[Goal] The exercise asks you to copy every line below in which "shield" appears.

[Task material]
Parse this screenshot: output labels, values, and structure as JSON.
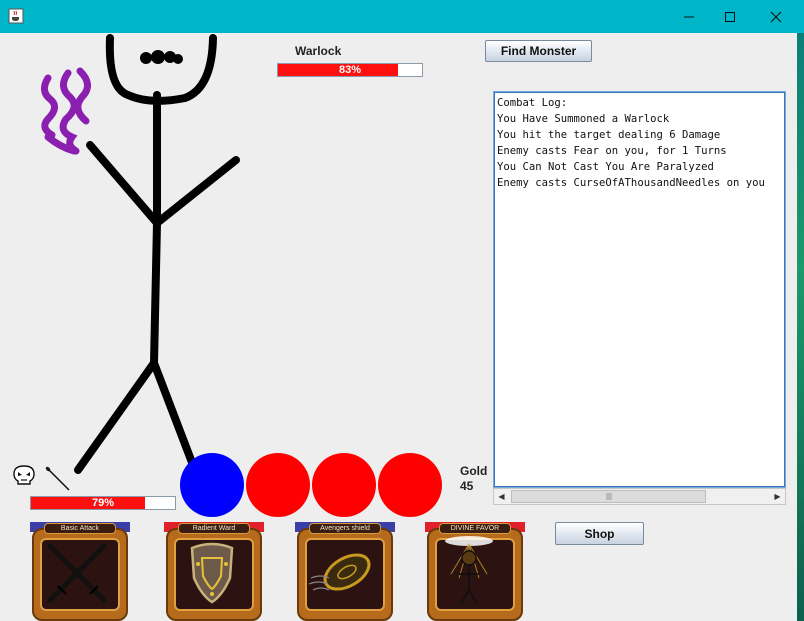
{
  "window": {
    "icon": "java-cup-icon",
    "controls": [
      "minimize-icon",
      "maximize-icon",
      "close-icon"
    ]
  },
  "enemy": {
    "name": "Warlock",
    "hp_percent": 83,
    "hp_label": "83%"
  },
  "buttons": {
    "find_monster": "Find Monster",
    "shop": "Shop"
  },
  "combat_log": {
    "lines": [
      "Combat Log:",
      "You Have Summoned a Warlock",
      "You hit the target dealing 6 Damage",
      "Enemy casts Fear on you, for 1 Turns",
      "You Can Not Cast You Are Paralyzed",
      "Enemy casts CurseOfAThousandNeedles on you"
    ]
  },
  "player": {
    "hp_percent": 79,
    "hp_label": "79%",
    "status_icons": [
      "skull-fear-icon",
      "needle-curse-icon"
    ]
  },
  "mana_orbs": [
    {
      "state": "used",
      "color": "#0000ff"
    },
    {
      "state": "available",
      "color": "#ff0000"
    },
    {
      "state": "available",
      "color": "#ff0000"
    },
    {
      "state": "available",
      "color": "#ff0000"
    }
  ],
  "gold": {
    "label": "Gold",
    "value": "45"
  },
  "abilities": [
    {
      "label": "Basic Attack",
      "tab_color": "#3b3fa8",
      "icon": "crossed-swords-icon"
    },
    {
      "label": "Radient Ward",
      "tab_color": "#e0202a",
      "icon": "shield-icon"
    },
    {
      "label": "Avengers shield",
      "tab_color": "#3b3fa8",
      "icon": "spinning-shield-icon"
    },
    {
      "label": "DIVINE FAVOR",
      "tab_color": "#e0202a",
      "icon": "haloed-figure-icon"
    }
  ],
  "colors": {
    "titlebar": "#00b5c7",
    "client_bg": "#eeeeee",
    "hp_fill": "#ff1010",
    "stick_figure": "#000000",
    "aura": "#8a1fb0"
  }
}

[Result]
      "icon": "shield-icon"
      "label": "Avengers shield",
      "icon": "spinning-shield-icon"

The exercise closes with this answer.